● A run of records
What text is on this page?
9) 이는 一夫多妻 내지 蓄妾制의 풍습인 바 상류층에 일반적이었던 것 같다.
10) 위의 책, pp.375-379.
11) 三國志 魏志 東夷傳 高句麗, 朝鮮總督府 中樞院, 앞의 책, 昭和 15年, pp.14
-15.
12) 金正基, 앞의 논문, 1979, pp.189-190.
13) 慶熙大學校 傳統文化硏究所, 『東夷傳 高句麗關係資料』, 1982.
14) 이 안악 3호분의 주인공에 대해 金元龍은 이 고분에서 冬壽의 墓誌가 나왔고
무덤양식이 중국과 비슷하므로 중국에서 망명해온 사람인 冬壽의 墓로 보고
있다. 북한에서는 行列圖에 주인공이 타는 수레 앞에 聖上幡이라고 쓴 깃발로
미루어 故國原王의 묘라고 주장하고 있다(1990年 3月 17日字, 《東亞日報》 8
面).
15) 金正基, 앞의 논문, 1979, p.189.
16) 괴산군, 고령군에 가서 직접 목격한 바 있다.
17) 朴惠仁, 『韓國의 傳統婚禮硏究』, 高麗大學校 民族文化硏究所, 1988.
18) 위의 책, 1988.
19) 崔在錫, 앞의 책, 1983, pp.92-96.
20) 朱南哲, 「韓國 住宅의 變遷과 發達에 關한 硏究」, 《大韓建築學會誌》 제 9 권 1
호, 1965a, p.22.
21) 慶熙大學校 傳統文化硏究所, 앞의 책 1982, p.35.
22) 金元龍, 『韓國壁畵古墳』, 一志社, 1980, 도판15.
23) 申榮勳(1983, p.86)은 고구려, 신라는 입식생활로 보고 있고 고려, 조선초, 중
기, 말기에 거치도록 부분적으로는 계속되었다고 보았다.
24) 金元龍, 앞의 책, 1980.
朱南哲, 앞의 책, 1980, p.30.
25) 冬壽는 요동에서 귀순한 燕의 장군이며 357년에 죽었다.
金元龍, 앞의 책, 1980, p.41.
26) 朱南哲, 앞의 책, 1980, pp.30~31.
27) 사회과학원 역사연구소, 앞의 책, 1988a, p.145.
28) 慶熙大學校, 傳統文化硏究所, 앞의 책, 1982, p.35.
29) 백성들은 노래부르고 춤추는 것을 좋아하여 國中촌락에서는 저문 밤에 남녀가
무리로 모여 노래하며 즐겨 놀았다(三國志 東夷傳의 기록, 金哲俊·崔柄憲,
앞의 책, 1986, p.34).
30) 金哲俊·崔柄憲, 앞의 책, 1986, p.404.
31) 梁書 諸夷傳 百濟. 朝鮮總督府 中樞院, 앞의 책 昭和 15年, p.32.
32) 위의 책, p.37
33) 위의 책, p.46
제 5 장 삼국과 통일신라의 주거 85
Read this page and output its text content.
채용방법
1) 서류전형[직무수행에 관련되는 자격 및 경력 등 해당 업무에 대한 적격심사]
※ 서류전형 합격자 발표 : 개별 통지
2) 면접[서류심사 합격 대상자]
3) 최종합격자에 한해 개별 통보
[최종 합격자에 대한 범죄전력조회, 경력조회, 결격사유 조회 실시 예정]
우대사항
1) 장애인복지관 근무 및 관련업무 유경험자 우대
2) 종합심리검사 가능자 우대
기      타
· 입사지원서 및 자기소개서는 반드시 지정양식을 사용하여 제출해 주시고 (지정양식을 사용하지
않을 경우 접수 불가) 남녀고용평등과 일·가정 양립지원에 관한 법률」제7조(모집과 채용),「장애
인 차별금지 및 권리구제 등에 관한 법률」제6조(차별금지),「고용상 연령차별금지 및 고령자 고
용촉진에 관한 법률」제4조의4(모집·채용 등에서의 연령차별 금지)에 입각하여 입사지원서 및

● WHAT YOU SHOULD DO
Count the lines in the records above that contain the word "page", and give only the number.

● ANSWER FOR THE TASK
2